Recorded data:
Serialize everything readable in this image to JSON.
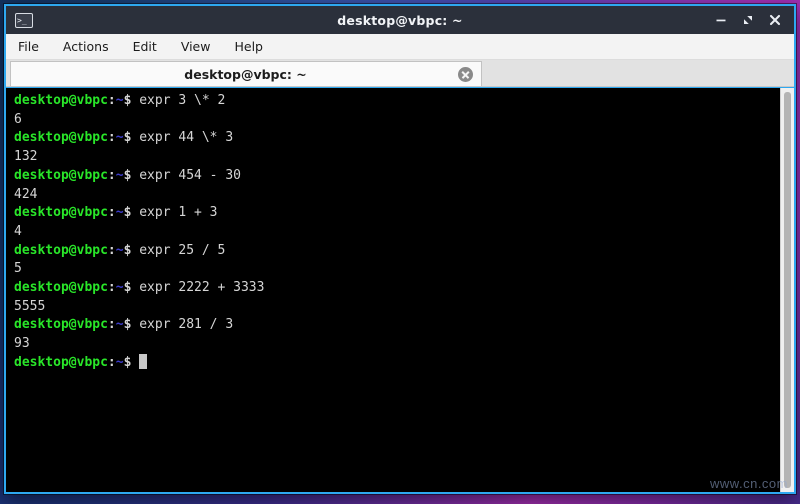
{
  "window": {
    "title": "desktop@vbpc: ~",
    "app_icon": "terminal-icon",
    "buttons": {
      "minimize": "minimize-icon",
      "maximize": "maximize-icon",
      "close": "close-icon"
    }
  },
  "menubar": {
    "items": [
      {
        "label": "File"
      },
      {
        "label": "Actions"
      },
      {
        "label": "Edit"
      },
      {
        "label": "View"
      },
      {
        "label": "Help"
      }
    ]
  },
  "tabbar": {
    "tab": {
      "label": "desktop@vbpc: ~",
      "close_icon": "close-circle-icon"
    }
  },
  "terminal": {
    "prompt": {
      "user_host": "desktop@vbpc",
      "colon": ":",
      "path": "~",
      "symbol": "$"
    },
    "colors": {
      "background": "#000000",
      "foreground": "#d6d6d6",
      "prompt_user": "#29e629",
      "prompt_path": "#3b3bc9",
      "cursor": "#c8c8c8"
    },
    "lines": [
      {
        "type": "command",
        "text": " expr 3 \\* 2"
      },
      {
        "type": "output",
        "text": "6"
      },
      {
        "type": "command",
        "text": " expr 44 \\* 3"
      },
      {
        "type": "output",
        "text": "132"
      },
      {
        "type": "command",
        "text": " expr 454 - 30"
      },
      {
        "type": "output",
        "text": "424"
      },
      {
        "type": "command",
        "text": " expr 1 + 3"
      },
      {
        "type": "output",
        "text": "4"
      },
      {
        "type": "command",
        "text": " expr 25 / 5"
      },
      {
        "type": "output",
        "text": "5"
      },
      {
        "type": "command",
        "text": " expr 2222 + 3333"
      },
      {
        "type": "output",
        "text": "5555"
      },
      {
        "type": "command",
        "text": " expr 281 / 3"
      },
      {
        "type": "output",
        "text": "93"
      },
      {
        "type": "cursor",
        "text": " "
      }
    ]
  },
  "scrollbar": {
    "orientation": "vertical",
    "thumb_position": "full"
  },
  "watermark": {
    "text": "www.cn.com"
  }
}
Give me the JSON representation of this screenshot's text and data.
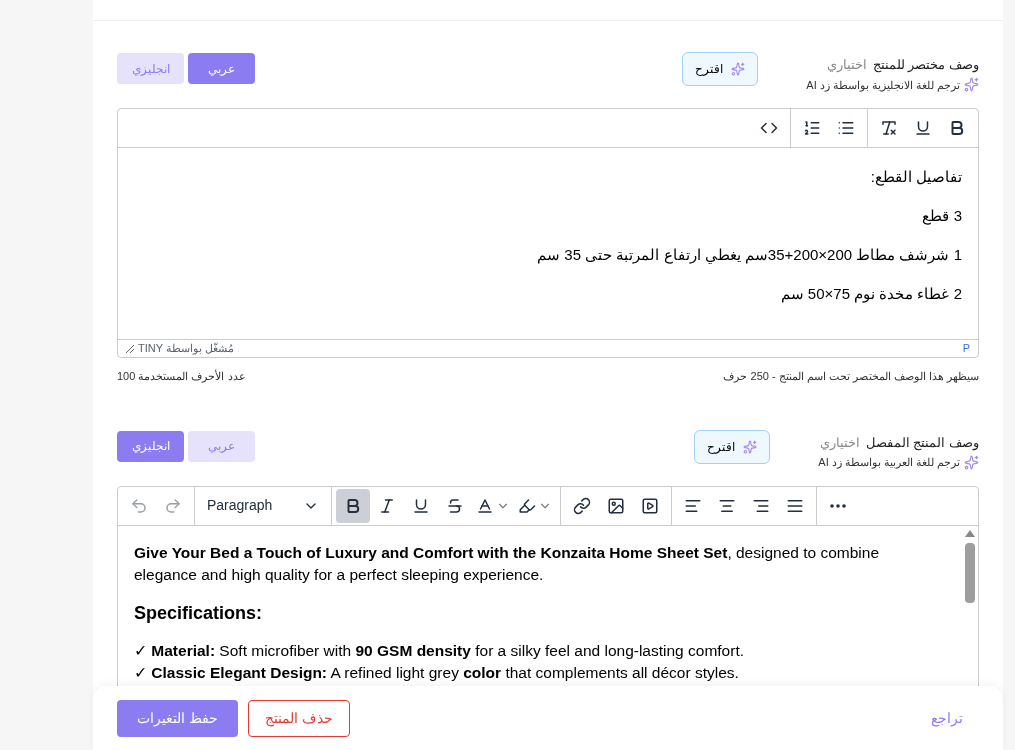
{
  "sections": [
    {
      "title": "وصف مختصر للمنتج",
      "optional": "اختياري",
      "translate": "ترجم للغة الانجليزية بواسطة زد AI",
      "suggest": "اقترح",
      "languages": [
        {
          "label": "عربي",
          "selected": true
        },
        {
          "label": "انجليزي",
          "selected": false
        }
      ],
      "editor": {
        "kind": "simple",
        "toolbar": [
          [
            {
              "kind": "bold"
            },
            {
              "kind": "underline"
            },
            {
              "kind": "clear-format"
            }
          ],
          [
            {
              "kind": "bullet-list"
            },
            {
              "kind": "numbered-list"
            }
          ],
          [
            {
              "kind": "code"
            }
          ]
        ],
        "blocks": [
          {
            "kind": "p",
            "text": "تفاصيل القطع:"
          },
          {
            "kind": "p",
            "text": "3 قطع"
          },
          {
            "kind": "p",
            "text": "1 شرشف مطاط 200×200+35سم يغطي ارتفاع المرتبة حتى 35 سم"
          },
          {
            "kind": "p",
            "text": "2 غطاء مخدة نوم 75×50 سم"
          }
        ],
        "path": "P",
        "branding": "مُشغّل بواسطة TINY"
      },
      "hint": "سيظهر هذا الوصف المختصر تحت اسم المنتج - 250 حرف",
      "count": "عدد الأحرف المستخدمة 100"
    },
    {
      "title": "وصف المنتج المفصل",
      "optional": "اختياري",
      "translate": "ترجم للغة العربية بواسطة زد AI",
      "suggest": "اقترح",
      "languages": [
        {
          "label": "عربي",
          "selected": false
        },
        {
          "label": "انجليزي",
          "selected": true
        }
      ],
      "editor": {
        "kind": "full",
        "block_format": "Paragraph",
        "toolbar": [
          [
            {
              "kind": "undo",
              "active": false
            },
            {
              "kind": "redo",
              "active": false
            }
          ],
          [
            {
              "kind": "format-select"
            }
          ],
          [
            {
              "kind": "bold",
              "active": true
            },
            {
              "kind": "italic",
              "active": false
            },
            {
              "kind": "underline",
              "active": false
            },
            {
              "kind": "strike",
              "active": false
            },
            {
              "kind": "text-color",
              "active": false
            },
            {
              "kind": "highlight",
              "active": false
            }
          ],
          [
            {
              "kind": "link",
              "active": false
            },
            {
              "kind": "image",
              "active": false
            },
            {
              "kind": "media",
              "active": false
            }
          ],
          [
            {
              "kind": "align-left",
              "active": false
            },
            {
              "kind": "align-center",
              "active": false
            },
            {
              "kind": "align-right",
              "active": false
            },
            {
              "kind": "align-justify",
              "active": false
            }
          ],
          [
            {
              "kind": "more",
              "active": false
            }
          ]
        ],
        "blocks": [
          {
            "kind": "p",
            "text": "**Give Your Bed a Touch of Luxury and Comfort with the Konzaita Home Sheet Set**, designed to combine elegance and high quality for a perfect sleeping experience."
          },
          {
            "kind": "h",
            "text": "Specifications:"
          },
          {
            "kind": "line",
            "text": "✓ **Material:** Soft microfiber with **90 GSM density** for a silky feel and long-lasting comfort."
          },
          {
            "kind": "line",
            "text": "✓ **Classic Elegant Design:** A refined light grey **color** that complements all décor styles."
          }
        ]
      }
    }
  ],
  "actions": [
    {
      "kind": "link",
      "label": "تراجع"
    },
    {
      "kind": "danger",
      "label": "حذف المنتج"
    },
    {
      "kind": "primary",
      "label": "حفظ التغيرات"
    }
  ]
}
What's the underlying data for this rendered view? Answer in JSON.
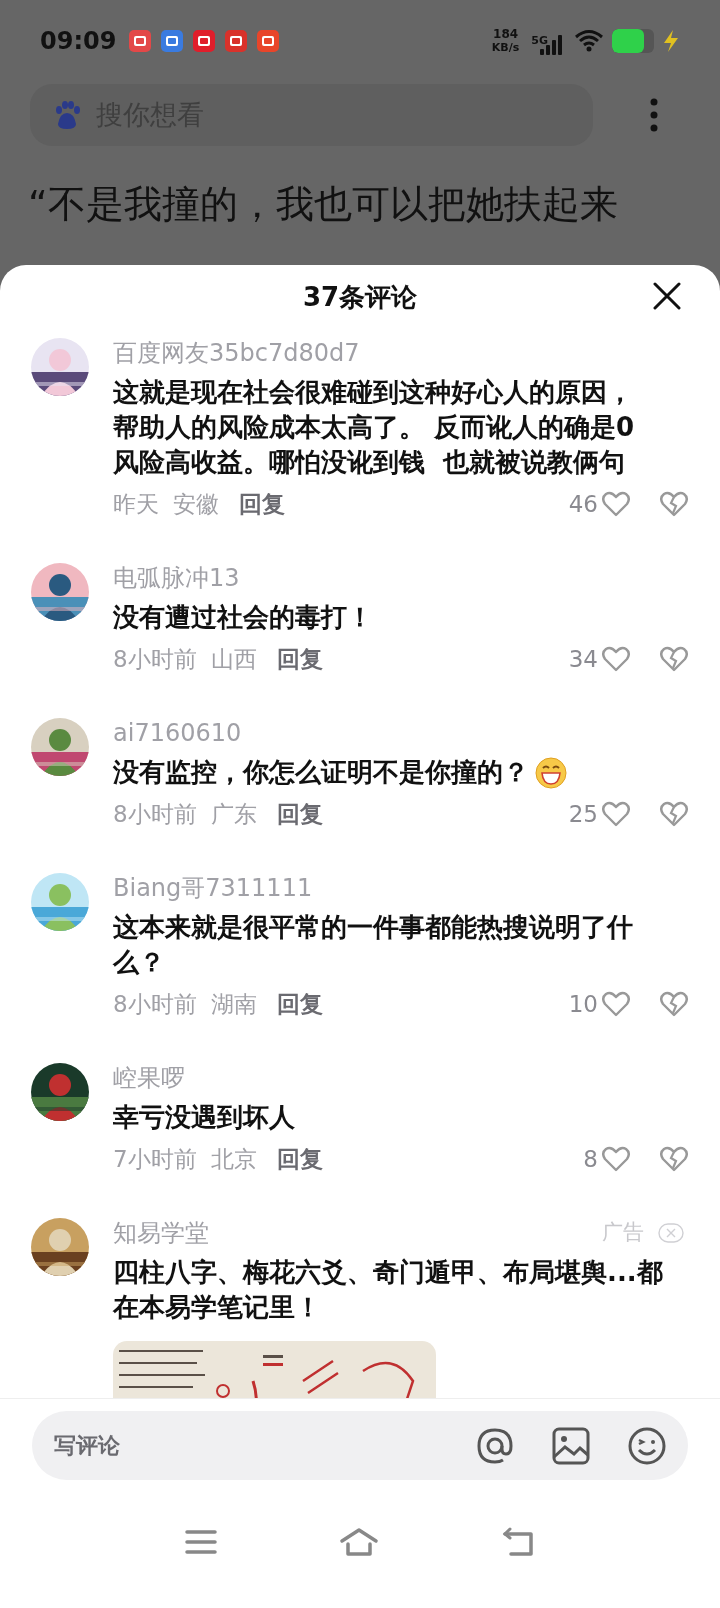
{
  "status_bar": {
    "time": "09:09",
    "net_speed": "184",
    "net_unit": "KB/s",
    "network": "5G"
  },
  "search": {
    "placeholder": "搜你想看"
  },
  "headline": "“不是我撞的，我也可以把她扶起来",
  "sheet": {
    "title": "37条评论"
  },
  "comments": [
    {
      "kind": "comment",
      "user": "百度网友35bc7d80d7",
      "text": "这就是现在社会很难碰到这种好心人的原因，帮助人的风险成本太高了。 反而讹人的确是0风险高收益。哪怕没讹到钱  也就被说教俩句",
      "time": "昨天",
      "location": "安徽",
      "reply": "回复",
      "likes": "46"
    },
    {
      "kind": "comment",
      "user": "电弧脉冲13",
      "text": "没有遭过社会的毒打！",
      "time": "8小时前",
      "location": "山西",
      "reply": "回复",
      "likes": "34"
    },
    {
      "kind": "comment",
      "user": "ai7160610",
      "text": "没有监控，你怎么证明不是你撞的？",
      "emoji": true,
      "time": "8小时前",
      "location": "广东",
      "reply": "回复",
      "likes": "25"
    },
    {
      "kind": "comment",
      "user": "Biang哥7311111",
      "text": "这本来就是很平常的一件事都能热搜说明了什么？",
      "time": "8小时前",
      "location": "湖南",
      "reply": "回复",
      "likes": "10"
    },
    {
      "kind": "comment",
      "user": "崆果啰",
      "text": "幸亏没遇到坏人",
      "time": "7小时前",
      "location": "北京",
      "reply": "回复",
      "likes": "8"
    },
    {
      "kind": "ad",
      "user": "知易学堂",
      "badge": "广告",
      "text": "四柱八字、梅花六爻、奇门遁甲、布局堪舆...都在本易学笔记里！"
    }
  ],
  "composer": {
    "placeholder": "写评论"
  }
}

## OBJECTIVE
Go through the records and copy each line with "JSON" in it.

## ANSWER TO THE TASK
Serialize everything readable in this image to JSON.
Give me the JSON representation of this screenshot's text and data.
What's the underlying data for this rendered view? Answer in JSON.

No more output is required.